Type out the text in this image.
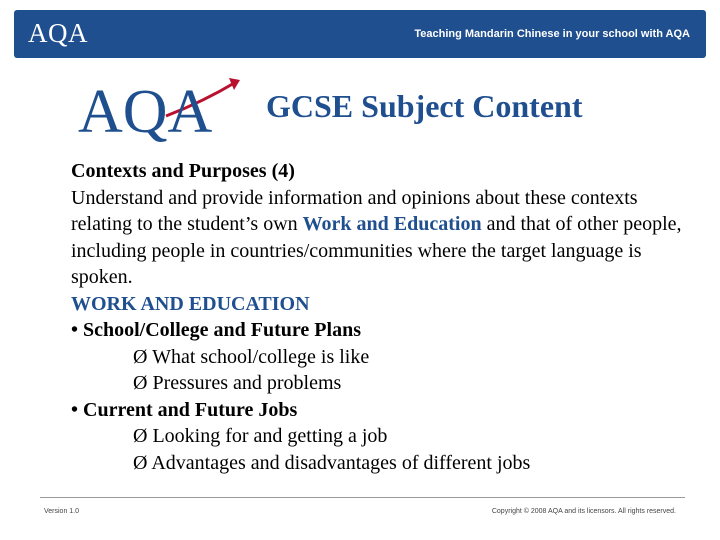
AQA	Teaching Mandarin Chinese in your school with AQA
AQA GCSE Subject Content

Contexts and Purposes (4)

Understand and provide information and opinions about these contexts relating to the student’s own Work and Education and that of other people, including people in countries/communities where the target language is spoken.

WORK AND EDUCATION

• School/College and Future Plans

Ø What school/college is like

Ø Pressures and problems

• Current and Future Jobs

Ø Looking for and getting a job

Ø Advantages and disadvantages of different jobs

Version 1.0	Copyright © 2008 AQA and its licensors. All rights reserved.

····················

Quote the records above in full, dropping each picture.

Type out the text in this image.
AQA	Teaching Mandarin Chinese in your school with AQA
AQA GCSE Subject Content

Contexts and Purposes (4)

Understand and provide information and opinions about these contexts relating to the student’s own Work and Education and that of other people, including people in countries/communities where the target language is spoken.

WORK AND EDUCATION

• School/College and Future Plans

Ø What school/college is like

Ø Pressures and problems

• Current and Future Jobs

Ø Looking for and getting a job

Ø Advantages and disadvantages of different jobs

Version 1.0	Copyright © 2008 AQA and its licensors. All rights reserved.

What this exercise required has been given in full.